◆ STATED GOAL
How many of the lines below hold the word "this"? Answer only with the number.

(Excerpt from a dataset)

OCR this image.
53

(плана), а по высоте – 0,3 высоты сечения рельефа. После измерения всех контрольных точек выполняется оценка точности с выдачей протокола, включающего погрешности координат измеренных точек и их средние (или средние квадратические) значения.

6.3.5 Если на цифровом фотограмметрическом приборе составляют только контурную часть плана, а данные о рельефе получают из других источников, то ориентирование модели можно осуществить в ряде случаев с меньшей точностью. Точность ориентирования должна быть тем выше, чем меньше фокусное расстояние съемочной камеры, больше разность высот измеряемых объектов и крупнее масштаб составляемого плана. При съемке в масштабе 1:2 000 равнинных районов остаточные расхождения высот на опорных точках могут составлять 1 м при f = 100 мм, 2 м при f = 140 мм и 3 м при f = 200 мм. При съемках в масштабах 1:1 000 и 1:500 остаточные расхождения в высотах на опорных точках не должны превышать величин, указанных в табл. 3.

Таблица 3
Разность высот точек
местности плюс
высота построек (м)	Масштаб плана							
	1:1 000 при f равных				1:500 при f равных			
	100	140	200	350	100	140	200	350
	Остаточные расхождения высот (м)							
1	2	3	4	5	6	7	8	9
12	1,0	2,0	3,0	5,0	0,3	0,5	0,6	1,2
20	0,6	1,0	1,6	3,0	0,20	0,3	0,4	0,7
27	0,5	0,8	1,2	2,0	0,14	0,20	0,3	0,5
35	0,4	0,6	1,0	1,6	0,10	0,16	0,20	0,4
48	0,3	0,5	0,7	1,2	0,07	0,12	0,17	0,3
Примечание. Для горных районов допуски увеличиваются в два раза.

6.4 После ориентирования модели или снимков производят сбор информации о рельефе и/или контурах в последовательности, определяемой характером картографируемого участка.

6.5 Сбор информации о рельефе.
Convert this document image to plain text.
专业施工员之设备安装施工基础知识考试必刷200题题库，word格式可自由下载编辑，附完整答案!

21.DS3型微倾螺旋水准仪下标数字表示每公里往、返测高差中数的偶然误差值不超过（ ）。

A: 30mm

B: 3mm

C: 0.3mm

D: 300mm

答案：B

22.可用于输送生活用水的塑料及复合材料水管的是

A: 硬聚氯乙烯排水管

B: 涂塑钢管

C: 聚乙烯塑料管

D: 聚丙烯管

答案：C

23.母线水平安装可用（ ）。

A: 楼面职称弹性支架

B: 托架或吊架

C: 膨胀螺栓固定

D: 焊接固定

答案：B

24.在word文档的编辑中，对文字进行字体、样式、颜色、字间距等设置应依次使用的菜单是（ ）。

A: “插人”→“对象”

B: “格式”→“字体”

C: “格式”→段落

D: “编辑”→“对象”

◆ TASK RESULT
2